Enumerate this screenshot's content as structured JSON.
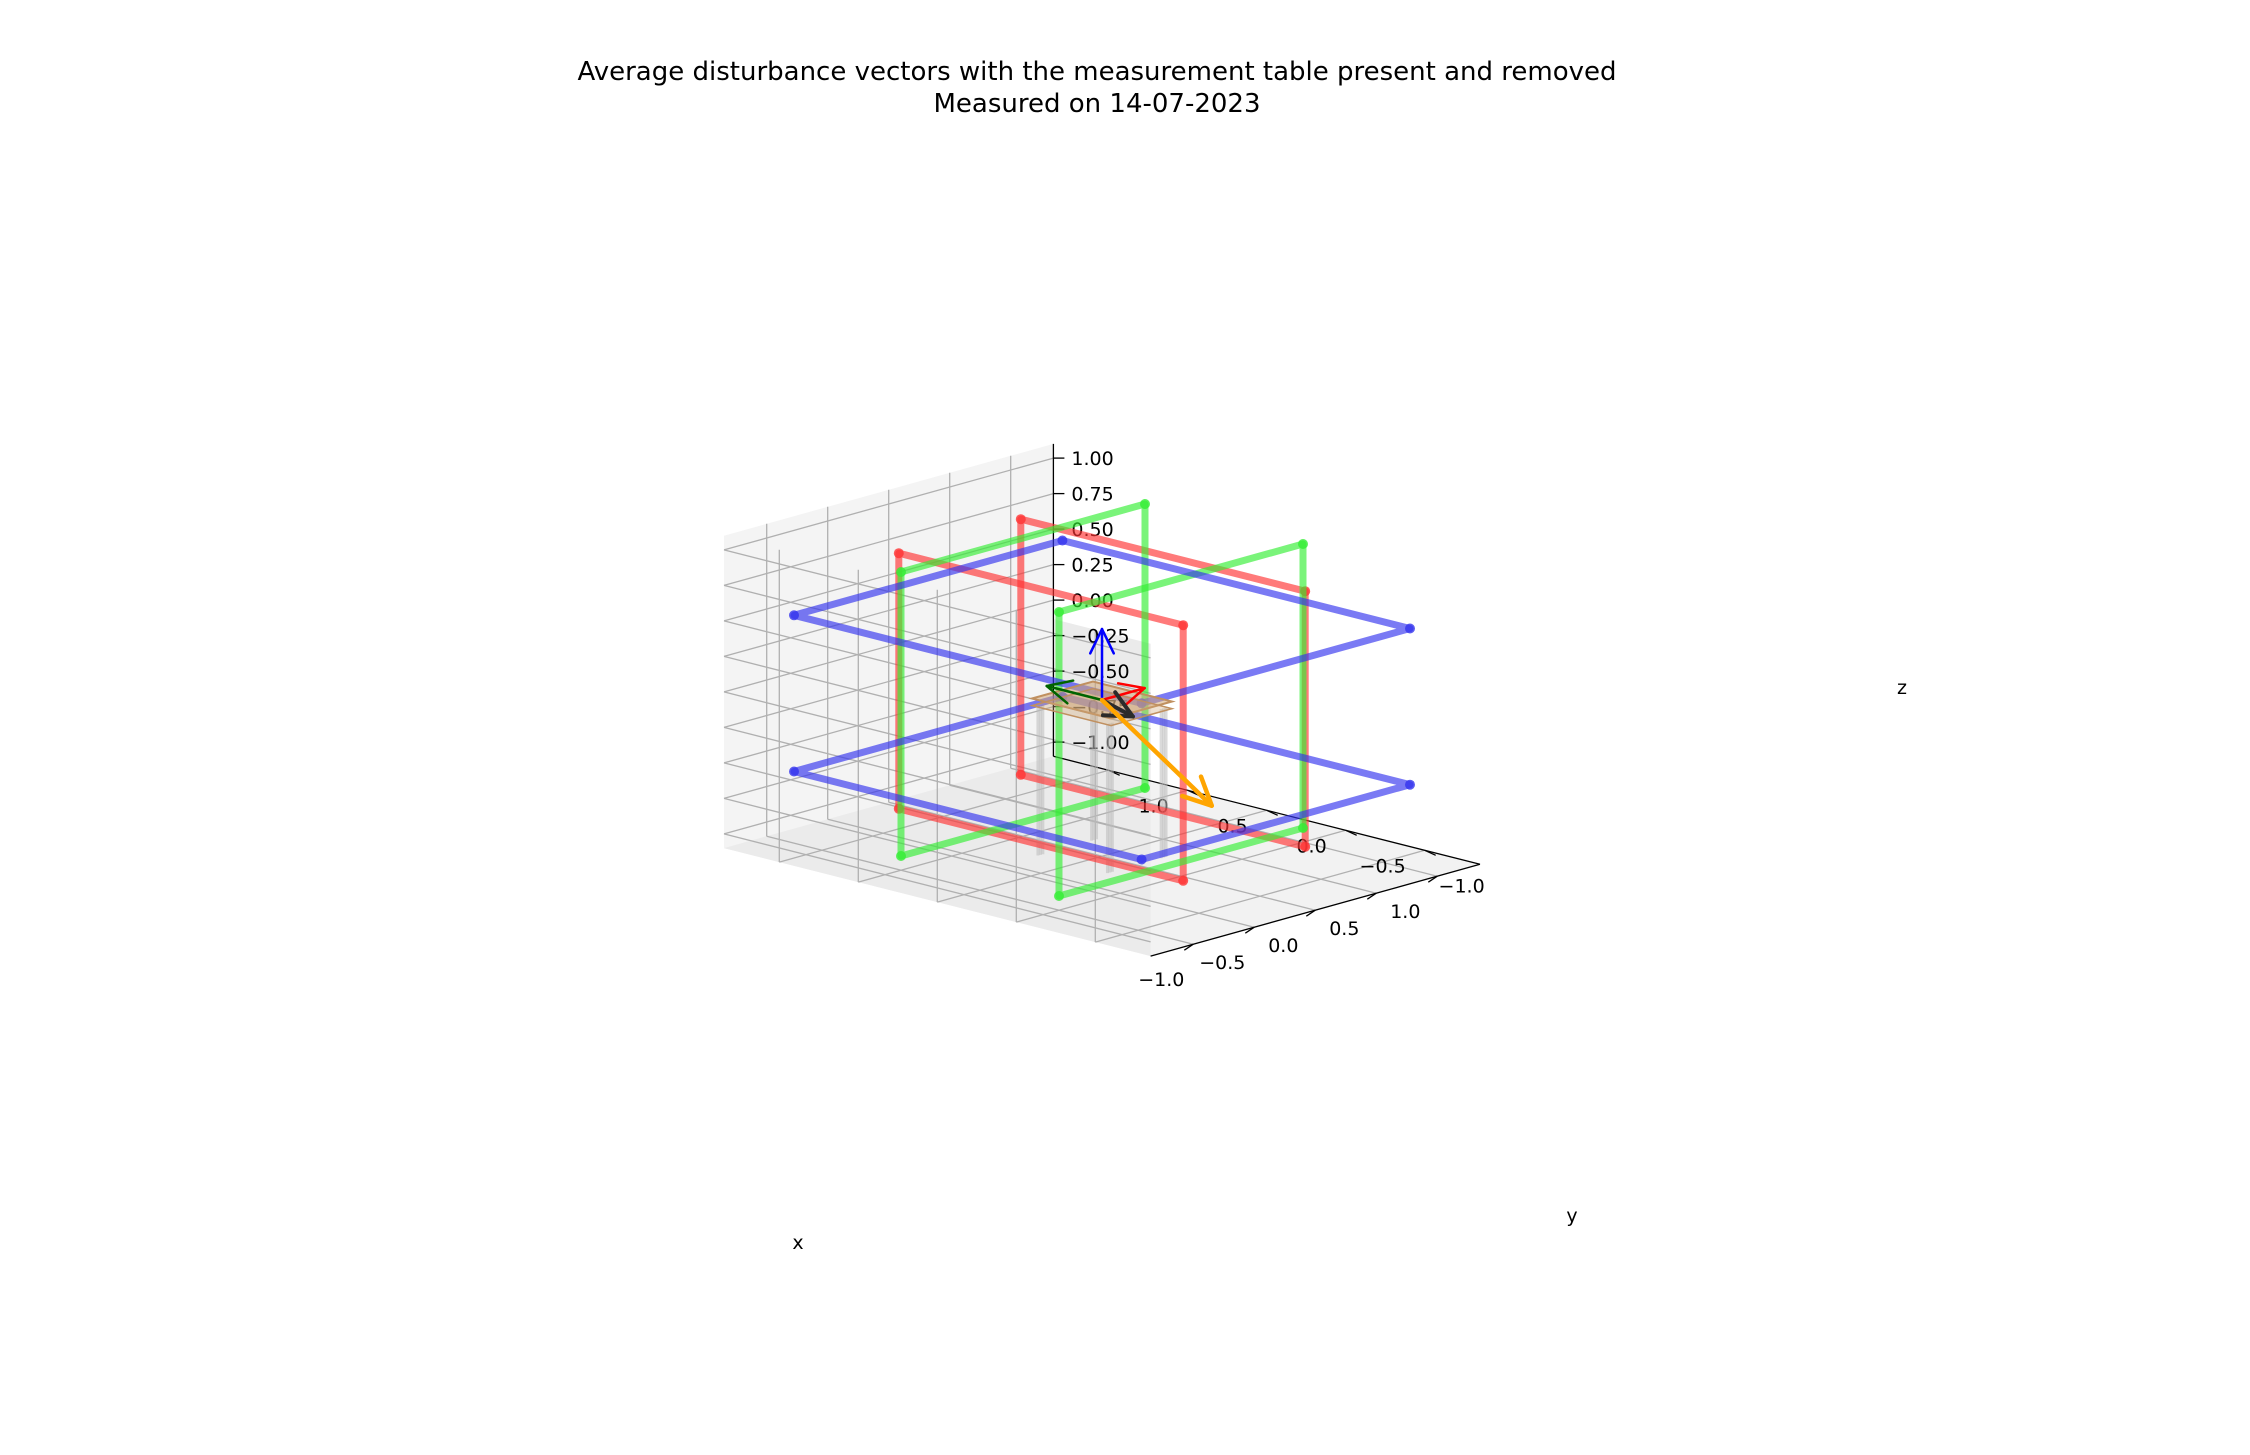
{
  "chart_data": {
    "type": "3d-line",
    "title": "Average disturbance vectors with the measurement table present and removed",
    "subtitle": "Measured on 14-07-2023",
    "xlabel": "x",
    "ylabel": "y",
    "zlabel": "z",
    "xlim": [
      -1.35,
      1.35
    ],
    "ylim": [
      -1.35,
      1.35
    ],
    "zlim": [
      -1.1,
      1.1
    ],
    "x_ticks": [
      "−1.0",
      "−0.5",
      "0.0",
      "0.5",
      "1.0"
    ],
    "y_ticks": [
      "−1.0",
      "−0.5",
      "0.0",
      "0.5",
      "1.0"
    ],
    "z_ticks": [
      "−1.00",
      "−0.75",
      "−0.50",
      "−0.25",
      "0.00",
      "0.25",
      "0.50",
      "0.75",
      "1.00"
    ],
    "grid": true,
    "colors": {
      "coil_x": "#ff3333",
      "coil_y": "#33ee33",
      "coil_z": "#3333ee",
      "axis_x": "#ff0000",
      "axis_y": "#006400",
      "axis_z": "#0000ff",
      "vector_table_present": "#2b2b2b",
      "vector_table_removed": "#ffa500",
      "table": "#d2a878",
      "table_legs": "#bbbbbb"
    },
    "coils": [
      {
        "axis": "x",
        "color": "#ff3333",
        "frames": [
          [
            [
              -0.5,
              -0.9,
              -0.9
            ],
            [
              -0.5,
              0.9,
              -0.9
            ],
            [
              -0.5,
              0.9,
              0.9
            ],
            [
              -0.5,
              -0.9,
              0.9
            ]
          ],
          [
            [
              0.5,
              -0.9,
              -0.9
            ],
            [
              0.5,
              0.9,
              -0.9
            ],
            [
              0.5,
              0.9,
              0.9
            ],
            [
              0.5,
              -0.9,
              0.9
            ]
          ]
        ]
      },
      {
        "axis": "y",
        "color": "#33ee33",
        "frames": [
          [
            [
              -1.0,
              -0.5,
              -1.0
            ],
            [
              1.0,
              -0.5,
              -1.0
            ],
            [
              1.0,
              -0.5,
              1.0
            ],
            [
              -1.0,
              -0.5,
              1.0
            ]
          ],
          [
            [
              -1.0,
              0.5,
              -1.0
            ],
            [
              1.0,
              0.5,
              -1.0
            ],
            [
              1.0,
              0.5,
              1.0
            ],
            [
              -1.0,
              0.5,
              1.0
            ]
          ]
        ]
      },
      {
        "axis": "z",
        "color": "#3333ee",
        "frames": [
          [
            [
              -1.1,
              -1.1,
              -0.55
            ],
            [
              1.1,
              -1.1,
              -0.55
            ],
            [
              1.1,
              1.1,
              -0.55
            ],
            [
              -1.1,
              1.1,
              -0.55
            ]
          ],
          [
            [
              -1.1,
              -1.1,
              0.55
            ],
            [
              1.1,
              -1.1,
              0.55
            ],
            [
              1.1,
              1.1,
              0.55
            ],
            [
              -1.1,
              1.1,
              0.55
            ]
          ]
        ]
      }
    ],
    "unit_axes": [
      {
        "name": "x",
        "from": [
          0,
          0,
          0
        ],
        "to": [
          0.35,
          0,
          0
        ],
        "color": "#ff0000"
      },
      {
        "name": "y",
        "from": [
          0,
          0,
          0
        ],
        "to": [
          0,
          0.35,
          0
        ],
        "color": "#006400"
      },
      {
        "name": "z",
        "from": [
          0,
          0,
          0
        ],
        "to": [
          0,
          0,
          0.5
        ],
        "color": "#0000ff"
      }
    ],
    "series": [
      {
        "from": [
          0,
          0,
          0
        ],
        "to": [
          -0.2,
          -0.35,
          0.03
        ],
        "color": "#2b2b2b"
      },
      {
        "from": [
          0,
          0,
          0
        ],
        "to": [
          0.55,
          -0.27,
          -0.8
        ],
        "color": "#ffa500"
      }
    ],
    "table": {
      "top": [
        [
          -0.25,
          -0.25,
          -0.05
        ],
        [
          0.25,
          -0.25,
          -0.05
        ],
        [
          0.25,
          0.25,
          -0.05
        ],
        [
          -0.25,
          0.25,
          -0.05
        ]
      ],
      "top_z": [
        -0.05,
        0.0
      ],
      "legs": [
        [
          -0.22,
          -0.22
        ],
        [
          0.22,
          -0.22
        ],
        [
          0.22,
          0.22
        ],
        [
          -0.22,
          0.22
        ]
      ],
      "leg_bottom_z": -1.1
    }
  }
}
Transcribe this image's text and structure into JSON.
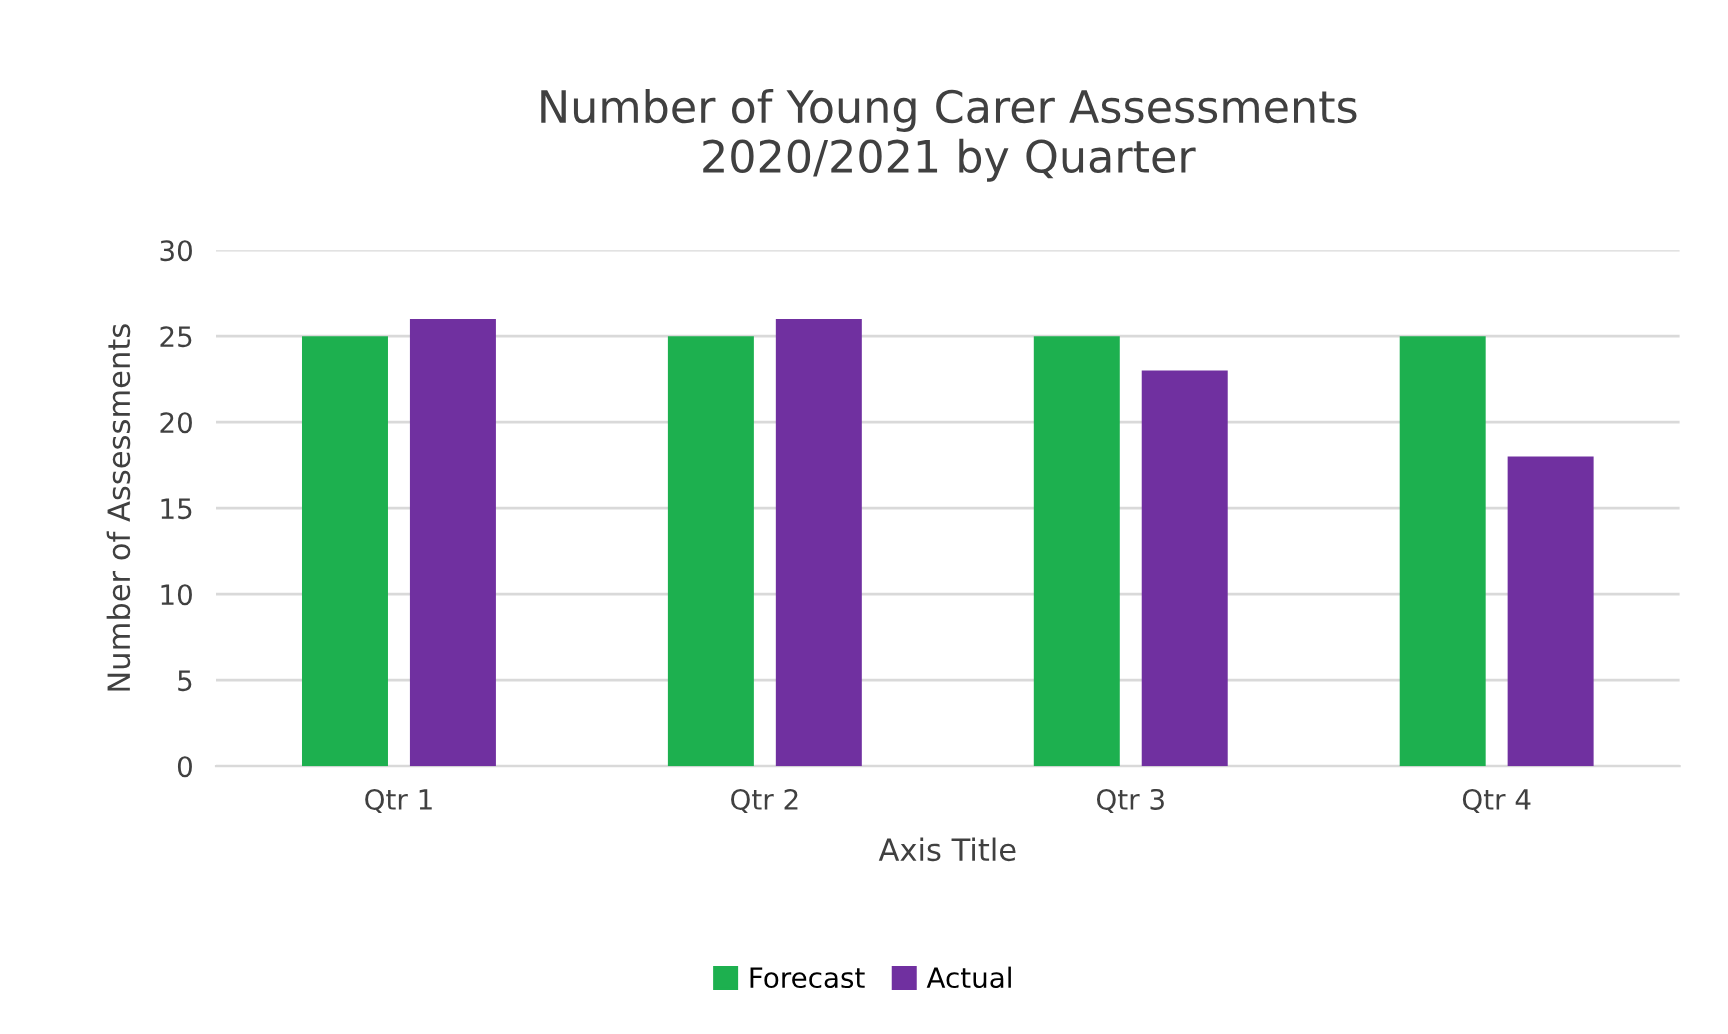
{
  "chart_data": {
    "type": "bar",
    "title": "Number of Young Carer Assessments\n2020/2021 by Quarter",
    "xlabel": "Axis Title",
    "ylabel": "Number of Assessments",
    "categories": [
      "Qtr 1",
      "Qtr 2",
      "Qtr 3",
      "Qtr 4"
    ],
    "series": [
      {
        "name": "Forecast",
        "color": "#1db04f",
        "values": [
          25,
          25,
          25,
          25
        ]
      },
      {
        "name": "Actual",
        "color": "#7030a0",
        "values": [
          26,
          26,
          23,
          18
        ]
      }
    ],
    "ylim": [
      0,
      30
    ],
    "yticks": [
      0,
      5,
      10,
      15,
      20,
      25,
      30
    ],
    "grid": "y",
    "legend": "bottom"
  }
}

▸ **EXERCISE DIRECTIONS**:
Identify and copy the lines holding the word "Assessments".

▸ **SOLUTION FOR THIS PROBLEM**:
    "title": "Number of Young Carer Assessments\n2020/2021 by Quarter",
    "ylabel": "Number of Assessments",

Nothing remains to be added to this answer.